What is required -> Read the listing and extract each line that includes the word "Menu".

Working data ->
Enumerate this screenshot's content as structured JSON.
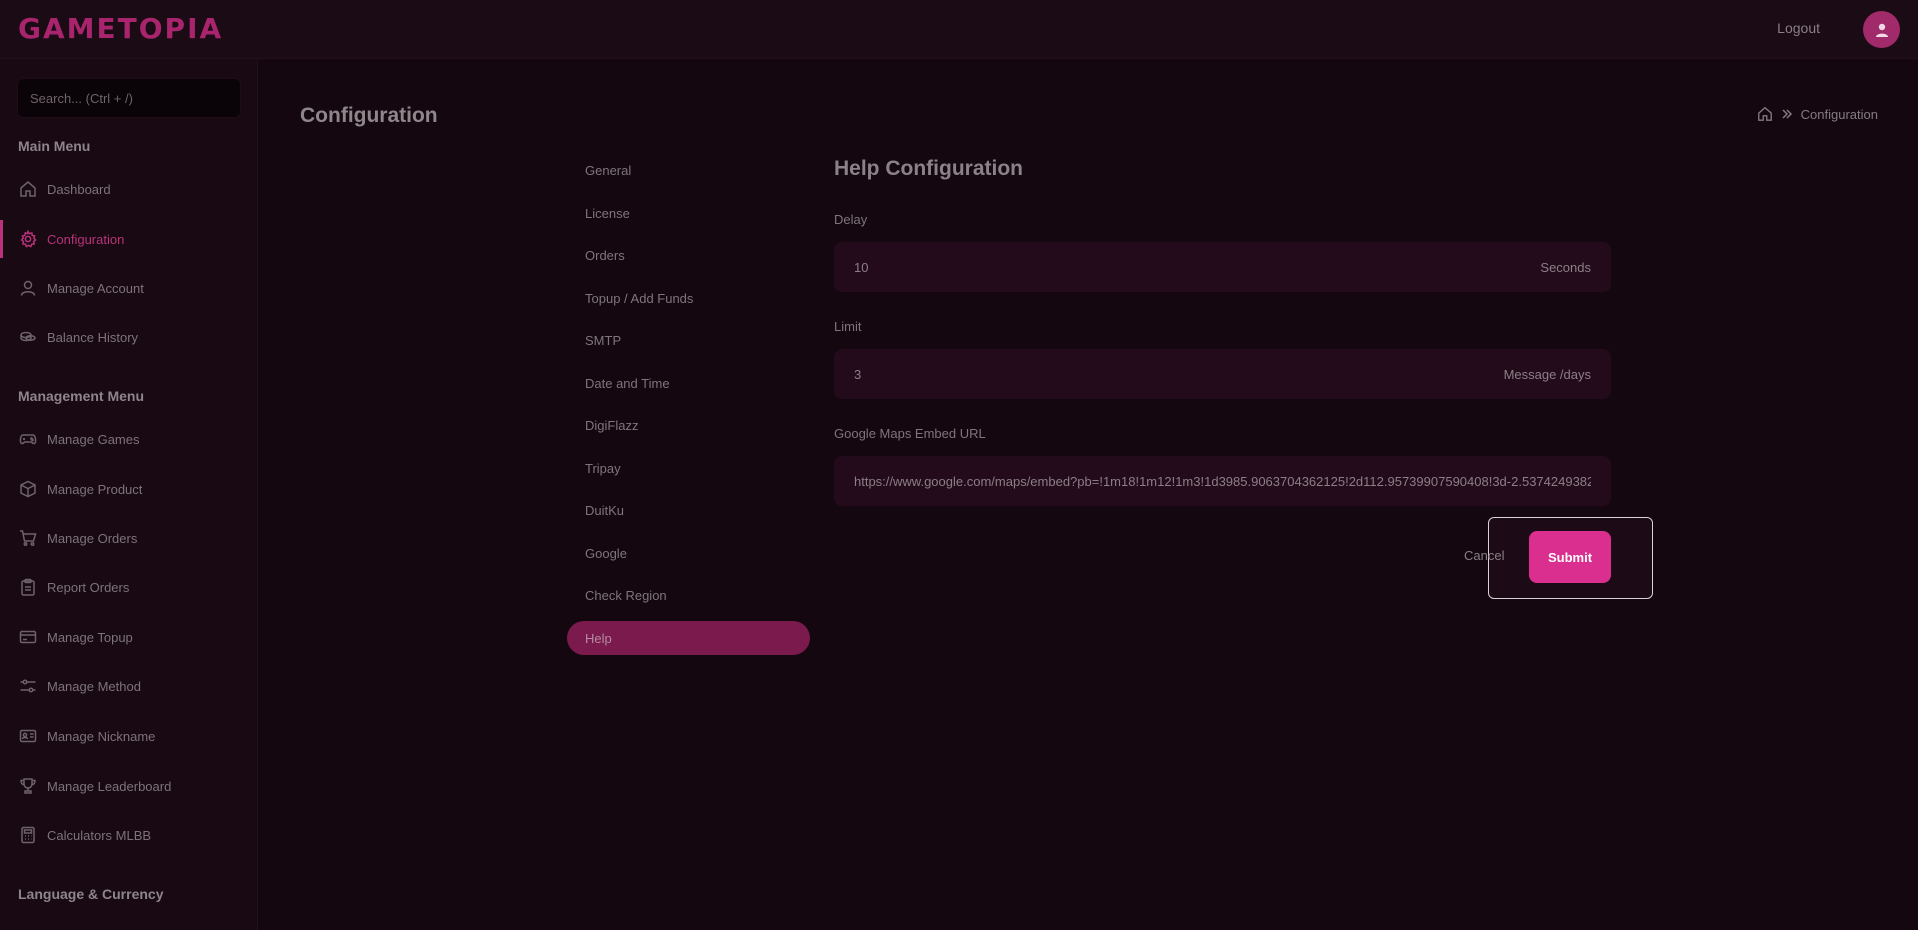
{
  "header": {
    "logo": "GAMETOPIA",
    "logout_label": "Logout",
    "avatar_icon": "user-icon"
  },
  "sidebar": {
    "search_placeholder": "Search... (Ctrl + /)",
    "main_menu_heading": "Main Menu",
    "main_items": [
      {
        "label": "Dashboard",
        "icon": "home-icon"
      },
      {
        "label": "Configuration",
        "icon": "gear-icon",
        "active": true
      },
      {
        "label": "Manage Account",
        "icon": "user-icon"
      },
      {
        "label": "Balance History",
        "icon": "coins-icon"
      }
    ],
    "management_heading": "Management Menu",
    "management_items": [
      {
        "label": "Manage Games",
        "icon": "gamepad-icon"
      },
      {
        "label": "Manage Product",
        "icon": "box-icon"
      },
      {
        "label": "Manage Orders",
        "icon": "cart-icon"
      },
      {
        "label": "Report Orders",
        "icon": "clipboard-icon"
      },
      {
        "label": "Manage Topup",
        "icon": "card-icon"
      },
      {
        "label": "Manage Method",
        "icon": "sliders-icon"
      },
      {
        "label": "Manage Nickname",
        "icon": "id-card-icon"
      },
      {
        "label": "Manage Leaderboard",
        "icon": "trophy-icon"
      },
      {
        "label": "Calculators MLBB",
        "icon": "calculator-icon"
      }
    ],
    "language_heading": "Language & Currency"
  },
  "main": {
    "page_title": "Configuration",
    "breadcrumb": {
      "current": "Configuration"
    },
    "subnav": [
      "General",
      "License",
      "Orders",
      "Topup / Add Funds",
      "SMTP",
      "Date and Time",
      "DigiFlazz",
      "Tripay",
      "DuitKu",
      "Google",
      "Check Region",
      "Help"
    ],
    "subnav_active": "Help",
    "form": {
      "title": "Help Configuration",
      "delay": {
        "label": "Delay",
        "value": "10",
        "unit": "Seconds"
      },
      "limit": {
        "label": "Limit",
        "value": "3",
        "unit": "Message /days"
      },
      "maps": {
        "label": "Google Maps Embed URL",
        "value": "https://www.google.com/maps/embed?pb=!1m18!1m12!1m3!1d3985.9063704362125!2d112.95739907590408!3d-2.5374249382"
      },
      "cancel_label": "Cancel",
      "submit_label": "Submit"
    }
  }
}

Solution below ->
    "main_menu_heading": "Main Menu",
    "management_heading": "Management Menu",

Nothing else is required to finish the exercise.